Available records:
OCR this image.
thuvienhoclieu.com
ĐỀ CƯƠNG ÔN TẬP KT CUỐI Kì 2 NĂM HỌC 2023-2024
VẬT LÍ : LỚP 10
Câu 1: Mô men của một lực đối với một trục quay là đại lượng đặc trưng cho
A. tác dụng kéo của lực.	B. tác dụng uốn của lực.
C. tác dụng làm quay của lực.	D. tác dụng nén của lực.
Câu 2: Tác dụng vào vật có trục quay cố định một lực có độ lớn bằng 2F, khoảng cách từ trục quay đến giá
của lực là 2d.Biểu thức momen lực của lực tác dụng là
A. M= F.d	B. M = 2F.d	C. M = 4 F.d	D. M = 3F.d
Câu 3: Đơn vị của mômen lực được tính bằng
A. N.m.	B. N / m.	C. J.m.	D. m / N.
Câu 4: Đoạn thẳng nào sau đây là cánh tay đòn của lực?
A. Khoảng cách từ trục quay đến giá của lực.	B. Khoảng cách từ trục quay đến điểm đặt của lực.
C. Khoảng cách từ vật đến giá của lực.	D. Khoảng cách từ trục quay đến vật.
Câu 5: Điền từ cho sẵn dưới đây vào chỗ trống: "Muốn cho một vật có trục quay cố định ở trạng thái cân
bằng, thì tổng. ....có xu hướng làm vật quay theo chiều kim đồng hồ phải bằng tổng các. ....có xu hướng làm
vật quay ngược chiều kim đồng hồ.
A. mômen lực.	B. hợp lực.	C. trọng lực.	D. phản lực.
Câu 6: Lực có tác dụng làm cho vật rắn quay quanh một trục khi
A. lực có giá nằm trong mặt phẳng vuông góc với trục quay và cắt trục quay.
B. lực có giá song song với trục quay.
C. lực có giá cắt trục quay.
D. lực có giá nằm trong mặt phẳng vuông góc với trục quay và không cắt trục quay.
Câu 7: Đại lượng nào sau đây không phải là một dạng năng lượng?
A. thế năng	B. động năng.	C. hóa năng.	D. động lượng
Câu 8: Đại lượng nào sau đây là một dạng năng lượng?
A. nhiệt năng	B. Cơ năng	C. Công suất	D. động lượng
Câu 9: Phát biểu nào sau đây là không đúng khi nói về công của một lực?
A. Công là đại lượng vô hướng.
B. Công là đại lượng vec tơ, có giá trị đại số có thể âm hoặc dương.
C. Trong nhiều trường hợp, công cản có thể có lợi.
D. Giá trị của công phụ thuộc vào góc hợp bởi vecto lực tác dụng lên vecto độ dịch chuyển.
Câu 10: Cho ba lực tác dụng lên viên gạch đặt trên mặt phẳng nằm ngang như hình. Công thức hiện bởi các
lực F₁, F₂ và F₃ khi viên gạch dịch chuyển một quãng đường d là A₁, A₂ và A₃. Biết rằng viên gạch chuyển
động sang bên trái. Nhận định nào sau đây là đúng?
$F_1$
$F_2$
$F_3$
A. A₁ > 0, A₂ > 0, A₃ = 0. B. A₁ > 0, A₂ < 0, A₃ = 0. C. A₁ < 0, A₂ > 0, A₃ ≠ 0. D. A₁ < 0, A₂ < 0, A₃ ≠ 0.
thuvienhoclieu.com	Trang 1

What the task requires:
Show the lines where the word "viên" appears in the entries.

Response:
Câu 10: Cho ba lực tác dụng lên viên gạch đặt trên mặt phẳng nằm ngang như hình. Công thức hiện bởi các
lực F₁, F₂ và F₃ khi viên gạch dịch chuyển một quãng đường d là A₁, A₂ và A₃. Biết rằng viên gạch chuyển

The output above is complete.